◆ What to work on
Show every line in the records below that contains the word "onset".

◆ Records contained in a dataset

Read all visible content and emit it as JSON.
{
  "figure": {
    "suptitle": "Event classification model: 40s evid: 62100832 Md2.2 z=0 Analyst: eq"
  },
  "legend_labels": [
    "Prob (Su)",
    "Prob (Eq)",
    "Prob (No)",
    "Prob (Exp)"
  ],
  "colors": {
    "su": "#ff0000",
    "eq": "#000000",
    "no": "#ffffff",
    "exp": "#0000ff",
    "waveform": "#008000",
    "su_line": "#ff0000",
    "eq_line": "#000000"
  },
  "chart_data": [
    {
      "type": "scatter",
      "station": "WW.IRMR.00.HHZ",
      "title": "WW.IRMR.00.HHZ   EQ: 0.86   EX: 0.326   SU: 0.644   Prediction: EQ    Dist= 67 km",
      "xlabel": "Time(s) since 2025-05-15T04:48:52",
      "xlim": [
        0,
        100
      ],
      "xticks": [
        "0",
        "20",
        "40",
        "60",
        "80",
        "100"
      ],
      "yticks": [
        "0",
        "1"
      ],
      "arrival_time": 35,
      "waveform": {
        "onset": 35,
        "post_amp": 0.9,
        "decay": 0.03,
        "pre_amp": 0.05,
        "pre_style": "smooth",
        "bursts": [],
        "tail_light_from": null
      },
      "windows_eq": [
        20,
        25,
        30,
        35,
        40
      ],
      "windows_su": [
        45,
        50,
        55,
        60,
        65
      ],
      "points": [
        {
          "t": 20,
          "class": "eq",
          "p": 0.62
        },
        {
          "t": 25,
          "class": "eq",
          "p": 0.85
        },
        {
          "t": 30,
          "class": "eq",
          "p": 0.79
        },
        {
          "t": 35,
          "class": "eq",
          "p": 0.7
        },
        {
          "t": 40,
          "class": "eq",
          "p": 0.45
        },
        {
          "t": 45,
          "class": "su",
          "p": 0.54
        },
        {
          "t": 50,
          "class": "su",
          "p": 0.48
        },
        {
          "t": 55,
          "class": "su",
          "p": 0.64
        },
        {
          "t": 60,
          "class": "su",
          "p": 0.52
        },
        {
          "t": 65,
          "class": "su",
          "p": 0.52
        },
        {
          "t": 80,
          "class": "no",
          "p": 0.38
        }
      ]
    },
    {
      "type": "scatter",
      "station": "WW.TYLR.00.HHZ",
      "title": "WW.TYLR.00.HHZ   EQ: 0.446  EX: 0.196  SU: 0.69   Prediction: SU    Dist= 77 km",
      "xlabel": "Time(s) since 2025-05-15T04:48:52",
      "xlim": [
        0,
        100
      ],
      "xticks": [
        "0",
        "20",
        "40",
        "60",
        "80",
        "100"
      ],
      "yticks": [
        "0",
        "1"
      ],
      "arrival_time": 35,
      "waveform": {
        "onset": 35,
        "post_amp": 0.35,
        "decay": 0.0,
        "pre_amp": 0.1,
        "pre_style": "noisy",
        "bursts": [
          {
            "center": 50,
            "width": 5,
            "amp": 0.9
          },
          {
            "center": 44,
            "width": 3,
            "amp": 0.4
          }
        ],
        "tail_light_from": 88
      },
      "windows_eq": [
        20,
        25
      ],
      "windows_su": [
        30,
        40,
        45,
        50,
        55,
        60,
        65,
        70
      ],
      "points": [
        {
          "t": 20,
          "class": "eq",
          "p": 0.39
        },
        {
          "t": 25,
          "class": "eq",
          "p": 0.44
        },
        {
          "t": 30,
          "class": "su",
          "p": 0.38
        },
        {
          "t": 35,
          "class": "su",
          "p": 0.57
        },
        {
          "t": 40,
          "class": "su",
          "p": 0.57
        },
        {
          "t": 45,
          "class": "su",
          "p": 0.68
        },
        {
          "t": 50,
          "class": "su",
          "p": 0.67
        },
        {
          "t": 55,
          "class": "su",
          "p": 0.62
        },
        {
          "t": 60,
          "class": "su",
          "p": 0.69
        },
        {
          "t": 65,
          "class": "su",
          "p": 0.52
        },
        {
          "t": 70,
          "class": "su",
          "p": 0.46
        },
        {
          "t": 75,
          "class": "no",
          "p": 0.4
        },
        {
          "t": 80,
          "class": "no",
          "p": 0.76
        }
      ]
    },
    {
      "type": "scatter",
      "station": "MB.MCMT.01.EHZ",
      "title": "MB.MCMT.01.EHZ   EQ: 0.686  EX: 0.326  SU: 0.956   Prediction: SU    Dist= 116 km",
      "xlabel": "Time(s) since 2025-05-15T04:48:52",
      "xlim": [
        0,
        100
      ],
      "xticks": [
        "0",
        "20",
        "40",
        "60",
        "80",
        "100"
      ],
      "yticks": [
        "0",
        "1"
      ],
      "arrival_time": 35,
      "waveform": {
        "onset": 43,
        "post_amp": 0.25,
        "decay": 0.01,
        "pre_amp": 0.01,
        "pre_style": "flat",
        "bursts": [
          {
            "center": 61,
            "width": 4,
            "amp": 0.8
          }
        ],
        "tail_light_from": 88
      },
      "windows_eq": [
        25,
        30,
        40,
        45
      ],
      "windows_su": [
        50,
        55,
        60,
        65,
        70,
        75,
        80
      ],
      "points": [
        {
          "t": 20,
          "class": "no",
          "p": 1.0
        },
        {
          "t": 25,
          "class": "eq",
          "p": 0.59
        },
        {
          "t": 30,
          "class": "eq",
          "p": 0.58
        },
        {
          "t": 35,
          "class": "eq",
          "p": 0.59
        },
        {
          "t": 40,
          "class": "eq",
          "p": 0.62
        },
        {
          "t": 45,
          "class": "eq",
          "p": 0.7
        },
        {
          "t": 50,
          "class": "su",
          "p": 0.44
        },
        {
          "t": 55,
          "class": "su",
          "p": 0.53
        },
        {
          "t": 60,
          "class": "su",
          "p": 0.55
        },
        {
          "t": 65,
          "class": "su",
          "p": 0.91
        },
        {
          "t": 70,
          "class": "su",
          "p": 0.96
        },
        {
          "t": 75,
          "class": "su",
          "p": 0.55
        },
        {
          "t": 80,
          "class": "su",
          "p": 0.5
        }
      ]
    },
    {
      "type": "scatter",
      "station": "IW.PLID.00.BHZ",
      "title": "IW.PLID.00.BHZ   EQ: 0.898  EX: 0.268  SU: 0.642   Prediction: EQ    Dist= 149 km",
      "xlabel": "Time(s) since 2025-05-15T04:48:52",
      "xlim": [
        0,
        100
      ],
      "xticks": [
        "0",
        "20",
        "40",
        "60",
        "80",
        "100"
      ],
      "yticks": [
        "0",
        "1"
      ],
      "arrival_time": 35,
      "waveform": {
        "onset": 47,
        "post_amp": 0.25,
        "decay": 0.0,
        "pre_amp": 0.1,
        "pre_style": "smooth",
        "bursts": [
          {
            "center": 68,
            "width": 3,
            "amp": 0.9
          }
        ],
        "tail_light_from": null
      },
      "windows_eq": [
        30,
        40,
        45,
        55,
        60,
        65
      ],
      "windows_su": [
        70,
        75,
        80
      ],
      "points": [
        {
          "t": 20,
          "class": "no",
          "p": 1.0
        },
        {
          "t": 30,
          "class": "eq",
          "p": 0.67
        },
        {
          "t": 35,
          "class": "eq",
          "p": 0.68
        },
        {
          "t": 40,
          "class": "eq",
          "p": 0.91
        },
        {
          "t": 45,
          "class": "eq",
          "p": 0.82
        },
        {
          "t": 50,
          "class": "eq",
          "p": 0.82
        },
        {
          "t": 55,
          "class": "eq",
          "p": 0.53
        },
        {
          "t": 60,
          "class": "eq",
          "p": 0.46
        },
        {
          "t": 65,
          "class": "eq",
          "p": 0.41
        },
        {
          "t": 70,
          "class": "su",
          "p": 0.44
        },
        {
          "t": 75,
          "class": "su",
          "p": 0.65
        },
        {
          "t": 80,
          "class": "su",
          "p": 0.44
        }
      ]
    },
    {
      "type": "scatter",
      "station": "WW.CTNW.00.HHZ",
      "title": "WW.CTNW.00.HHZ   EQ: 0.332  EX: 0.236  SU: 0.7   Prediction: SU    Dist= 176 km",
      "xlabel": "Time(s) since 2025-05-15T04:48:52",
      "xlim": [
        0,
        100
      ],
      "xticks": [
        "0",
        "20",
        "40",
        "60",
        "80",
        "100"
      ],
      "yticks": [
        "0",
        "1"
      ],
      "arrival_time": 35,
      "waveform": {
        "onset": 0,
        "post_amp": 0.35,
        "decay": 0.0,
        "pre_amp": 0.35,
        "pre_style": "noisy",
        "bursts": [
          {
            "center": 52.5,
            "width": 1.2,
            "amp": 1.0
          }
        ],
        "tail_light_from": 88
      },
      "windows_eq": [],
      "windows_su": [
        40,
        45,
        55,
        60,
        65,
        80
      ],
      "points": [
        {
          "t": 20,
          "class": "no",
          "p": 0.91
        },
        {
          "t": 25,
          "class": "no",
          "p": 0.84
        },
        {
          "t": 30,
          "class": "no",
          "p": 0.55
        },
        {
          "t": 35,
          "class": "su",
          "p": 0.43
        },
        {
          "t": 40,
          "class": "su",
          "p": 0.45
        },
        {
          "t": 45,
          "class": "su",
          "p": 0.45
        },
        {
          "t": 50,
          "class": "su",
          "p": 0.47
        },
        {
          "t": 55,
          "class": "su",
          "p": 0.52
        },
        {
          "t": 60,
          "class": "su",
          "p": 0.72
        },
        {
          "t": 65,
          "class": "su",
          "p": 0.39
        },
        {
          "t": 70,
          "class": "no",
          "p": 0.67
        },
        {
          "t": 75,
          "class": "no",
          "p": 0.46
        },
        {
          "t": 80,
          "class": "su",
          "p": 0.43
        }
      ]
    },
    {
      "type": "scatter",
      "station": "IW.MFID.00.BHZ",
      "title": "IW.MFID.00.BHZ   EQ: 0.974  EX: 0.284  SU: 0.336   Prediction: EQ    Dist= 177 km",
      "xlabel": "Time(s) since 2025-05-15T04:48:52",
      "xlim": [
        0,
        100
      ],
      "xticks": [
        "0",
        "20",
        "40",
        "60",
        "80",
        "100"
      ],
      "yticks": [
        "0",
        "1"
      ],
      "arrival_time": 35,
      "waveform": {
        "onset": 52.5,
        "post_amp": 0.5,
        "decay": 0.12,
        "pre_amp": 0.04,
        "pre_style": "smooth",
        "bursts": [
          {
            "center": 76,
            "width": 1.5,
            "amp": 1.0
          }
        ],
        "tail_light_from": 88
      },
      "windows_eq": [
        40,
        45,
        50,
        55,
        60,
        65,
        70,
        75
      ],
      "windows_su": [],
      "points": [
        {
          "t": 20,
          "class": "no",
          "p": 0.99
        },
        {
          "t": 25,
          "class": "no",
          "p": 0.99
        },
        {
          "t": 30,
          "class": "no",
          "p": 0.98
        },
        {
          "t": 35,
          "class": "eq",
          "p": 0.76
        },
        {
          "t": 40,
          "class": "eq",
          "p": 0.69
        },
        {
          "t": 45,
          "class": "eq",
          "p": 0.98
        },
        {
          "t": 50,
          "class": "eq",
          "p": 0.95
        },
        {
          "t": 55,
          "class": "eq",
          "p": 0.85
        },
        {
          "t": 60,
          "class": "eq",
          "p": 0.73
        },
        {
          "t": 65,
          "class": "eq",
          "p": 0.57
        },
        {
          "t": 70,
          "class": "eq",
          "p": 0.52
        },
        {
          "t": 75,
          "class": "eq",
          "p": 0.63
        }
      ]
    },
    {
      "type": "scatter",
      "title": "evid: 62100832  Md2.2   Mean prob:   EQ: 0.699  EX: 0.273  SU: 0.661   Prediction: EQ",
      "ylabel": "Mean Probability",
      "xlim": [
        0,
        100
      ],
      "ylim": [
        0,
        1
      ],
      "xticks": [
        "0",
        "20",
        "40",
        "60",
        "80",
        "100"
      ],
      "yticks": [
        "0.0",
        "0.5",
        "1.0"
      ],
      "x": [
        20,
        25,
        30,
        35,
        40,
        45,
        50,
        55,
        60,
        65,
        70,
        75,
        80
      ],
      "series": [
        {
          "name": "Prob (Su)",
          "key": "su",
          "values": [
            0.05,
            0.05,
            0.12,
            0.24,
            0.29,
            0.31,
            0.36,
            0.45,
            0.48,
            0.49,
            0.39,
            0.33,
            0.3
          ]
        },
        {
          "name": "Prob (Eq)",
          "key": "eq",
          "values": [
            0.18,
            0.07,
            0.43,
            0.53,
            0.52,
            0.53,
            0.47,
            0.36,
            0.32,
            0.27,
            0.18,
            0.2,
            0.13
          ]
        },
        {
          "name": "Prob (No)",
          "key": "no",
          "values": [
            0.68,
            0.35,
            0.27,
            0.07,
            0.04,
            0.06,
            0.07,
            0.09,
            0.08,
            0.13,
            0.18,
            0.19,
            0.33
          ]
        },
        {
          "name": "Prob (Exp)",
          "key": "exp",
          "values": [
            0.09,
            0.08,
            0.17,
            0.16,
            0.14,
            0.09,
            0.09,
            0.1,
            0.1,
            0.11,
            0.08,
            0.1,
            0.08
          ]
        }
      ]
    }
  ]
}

◆ Answer
        "onset": 35,
        "onset": 35,
        "onset": 43,
        "onset": 47,
        "onset": 0,
        "onset": 52.5,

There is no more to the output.